* _Exercise requirements_
Find each line of the entries with the string "mRNA", please, and copy it.

━━ Information supplied ━━

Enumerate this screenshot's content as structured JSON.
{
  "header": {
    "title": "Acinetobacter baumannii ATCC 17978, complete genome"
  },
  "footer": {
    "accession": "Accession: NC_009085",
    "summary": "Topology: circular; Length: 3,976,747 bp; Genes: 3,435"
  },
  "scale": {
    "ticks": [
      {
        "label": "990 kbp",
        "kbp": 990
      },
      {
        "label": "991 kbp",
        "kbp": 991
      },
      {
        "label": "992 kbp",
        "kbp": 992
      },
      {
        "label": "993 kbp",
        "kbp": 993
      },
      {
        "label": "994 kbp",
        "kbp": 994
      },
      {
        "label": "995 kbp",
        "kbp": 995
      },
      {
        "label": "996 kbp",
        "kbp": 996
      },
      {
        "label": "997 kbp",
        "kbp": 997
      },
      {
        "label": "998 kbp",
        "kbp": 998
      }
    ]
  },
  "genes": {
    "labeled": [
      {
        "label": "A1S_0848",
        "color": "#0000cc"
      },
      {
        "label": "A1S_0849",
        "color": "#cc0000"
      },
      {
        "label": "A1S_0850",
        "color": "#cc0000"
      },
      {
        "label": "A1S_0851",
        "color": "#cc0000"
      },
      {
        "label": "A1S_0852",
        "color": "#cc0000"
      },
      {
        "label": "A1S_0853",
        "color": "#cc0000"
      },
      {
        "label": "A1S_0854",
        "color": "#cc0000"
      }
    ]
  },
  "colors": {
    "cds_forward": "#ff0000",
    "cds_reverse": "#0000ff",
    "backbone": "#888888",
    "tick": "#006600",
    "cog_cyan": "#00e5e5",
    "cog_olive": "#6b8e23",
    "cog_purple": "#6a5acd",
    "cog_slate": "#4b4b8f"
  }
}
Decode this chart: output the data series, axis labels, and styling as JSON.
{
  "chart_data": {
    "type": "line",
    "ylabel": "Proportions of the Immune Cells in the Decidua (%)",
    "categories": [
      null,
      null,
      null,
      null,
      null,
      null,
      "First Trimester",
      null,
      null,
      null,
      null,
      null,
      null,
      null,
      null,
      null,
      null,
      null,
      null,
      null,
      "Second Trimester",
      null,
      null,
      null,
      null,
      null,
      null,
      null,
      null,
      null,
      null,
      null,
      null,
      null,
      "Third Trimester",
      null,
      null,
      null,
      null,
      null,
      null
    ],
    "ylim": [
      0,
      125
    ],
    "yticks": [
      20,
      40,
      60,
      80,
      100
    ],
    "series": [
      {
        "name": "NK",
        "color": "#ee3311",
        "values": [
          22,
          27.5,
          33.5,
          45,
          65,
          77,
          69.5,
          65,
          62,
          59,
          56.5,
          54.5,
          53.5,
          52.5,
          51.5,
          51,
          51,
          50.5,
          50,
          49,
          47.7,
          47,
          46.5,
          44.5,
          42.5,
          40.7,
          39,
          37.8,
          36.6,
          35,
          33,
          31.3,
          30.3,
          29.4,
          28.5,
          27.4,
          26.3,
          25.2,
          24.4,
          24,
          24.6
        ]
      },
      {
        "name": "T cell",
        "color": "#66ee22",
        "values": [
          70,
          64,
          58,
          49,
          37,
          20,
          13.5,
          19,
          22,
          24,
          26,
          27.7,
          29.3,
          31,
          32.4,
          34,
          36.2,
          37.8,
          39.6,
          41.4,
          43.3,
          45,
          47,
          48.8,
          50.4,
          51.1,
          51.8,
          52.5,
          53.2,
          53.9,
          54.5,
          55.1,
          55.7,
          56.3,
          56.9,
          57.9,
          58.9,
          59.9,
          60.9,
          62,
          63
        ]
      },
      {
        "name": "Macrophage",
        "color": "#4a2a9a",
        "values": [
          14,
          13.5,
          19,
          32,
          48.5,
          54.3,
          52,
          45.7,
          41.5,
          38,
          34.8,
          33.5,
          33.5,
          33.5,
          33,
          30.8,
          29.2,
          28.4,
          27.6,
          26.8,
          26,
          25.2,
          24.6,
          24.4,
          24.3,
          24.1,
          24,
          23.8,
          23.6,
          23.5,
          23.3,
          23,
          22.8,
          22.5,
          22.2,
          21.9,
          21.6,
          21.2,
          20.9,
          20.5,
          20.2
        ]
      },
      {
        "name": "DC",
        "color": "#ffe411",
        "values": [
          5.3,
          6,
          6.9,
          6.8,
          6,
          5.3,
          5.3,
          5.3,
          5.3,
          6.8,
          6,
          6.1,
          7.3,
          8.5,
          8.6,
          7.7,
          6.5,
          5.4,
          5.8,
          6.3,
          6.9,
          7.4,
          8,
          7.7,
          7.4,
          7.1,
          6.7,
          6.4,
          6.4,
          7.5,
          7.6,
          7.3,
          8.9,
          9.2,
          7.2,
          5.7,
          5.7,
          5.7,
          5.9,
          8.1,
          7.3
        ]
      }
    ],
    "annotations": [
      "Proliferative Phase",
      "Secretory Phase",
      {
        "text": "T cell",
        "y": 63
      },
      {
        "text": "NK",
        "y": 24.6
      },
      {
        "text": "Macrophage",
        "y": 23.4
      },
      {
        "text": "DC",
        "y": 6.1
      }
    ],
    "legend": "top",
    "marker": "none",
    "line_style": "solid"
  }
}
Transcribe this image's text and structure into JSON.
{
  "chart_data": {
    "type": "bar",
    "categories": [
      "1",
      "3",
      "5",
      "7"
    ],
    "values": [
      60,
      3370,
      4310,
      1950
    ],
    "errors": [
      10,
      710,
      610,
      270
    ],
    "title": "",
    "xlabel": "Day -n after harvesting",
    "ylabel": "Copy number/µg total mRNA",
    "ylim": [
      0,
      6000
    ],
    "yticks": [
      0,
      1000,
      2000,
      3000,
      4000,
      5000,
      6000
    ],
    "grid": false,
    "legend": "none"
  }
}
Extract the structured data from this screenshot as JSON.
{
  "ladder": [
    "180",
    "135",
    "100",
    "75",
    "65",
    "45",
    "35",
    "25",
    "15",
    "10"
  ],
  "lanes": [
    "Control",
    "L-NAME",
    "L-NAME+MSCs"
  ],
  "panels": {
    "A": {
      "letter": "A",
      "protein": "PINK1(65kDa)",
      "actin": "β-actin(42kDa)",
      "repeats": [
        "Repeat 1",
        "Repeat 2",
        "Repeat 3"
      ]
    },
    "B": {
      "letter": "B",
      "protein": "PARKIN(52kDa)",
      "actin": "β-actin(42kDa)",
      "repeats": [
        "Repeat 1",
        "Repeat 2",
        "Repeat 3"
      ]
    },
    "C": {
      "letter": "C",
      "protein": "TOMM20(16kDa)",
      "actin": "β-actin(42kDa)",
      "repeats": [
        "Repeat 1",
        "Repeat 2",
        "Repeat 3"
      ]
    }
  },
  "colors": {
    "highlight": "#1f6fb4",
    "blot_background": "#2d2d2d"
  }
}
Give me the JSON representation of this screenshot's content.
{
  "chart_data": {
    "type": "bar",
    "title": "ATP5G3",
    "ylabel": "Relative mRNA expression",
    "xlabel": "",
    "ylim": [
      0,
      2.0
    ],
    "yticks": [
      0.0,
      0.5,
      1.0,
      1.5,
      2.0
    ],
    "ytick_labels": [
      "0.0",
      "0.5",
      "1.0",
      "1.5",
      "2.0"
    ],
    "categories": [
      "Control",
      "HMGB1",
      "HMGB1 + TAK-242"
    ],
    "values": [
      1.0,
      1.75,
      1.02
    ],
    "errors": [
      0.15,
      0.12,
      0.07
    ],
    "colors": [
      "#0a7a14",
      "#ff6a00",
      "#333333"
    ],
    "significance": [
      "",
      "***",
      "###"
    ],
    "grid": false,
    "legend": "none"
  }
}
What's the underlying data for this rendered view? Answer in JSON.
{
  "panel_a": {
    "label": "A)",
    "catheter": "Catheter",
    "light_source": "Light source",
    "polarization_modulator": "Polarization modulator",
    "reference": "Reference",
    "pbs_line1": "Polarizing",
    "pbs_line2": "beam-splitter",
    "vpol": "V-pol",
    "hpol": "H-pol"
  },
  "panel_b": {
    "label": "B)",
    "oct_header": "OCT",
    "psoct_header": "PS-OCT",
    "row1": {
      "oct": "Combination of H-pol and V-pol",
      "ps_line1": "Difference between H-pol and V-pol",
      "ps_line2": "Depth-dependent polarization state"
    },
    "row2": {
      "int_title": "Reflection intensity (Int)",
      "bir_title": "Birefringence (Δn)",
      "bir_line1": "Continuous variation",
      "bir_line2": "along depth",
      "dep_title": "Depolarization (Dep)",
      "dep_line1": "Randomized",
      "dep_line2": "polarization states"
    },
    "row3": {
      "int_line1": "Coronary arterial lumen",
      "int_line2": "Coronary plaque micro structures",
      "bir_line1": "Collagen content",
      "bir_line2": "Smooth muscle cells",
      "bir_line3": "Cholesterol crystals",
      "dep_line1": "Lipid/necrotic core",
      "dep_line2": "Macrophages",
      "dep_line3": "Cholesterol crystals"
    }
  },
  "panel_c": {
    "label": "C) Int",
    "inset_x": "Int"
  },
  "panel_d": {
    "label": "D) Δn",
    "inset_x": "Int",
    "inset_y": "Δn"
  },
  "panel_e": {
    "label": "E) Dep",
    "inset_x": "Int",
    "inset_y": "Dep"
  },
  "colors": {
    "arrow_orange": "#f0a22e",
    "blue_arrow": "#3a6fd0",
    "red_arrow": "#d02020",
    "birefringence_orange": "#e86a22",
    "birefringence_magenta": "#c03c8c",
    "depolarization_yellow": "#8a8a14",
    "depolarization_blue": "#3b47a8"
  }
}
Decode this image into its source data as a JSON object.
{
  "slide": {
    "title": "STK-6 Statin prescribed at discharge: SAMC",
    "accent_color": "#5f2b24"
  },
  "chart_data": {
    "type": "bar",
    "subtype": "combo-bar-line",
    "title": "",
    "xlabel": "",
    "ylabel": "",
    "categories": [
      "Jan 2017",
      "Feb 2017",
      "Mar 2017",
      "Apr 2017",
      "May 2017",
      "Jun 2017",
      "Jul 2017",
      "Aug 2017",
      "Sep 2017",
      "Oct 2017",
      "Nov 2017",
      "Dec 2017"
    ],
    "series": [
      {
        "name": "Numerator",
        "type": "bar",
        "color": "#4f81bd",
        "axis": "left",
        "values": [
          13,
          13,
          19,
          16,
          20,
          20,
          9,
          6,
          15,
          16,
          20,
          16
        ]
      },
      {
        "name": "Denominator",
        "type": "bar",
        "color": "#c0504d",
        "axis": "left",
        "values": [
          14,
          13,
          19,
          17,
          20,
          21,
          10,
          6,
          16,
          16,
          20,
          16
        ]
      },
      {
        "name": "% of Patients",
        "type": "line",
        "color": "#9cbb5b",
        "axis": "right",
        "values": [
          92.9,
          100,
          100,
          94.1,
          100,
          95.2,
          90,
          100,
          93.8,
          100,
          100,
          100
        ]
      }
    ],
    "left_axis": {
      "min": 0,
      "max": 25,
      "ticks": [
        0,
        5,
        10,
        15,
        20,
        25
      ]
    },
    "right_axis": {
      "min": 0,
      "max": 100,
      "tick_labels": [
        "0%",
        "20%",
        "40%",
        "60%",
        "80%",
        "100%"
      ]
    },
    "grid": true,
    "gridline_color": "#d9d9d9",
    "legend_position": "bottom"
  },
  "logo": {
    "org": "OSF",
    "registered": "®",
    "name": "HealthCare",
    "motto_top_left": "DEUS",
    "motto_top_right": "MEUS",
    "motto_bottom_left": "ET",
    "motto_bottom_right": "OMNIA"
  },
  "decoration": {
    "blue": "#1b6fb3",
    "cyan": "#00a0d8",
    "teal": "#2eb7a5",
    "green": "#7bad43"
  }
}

━━━

* _Answer box_
    "ylabel": "Copy number/µg total mRNA",
    "ylabel": "Relative mRNA expression",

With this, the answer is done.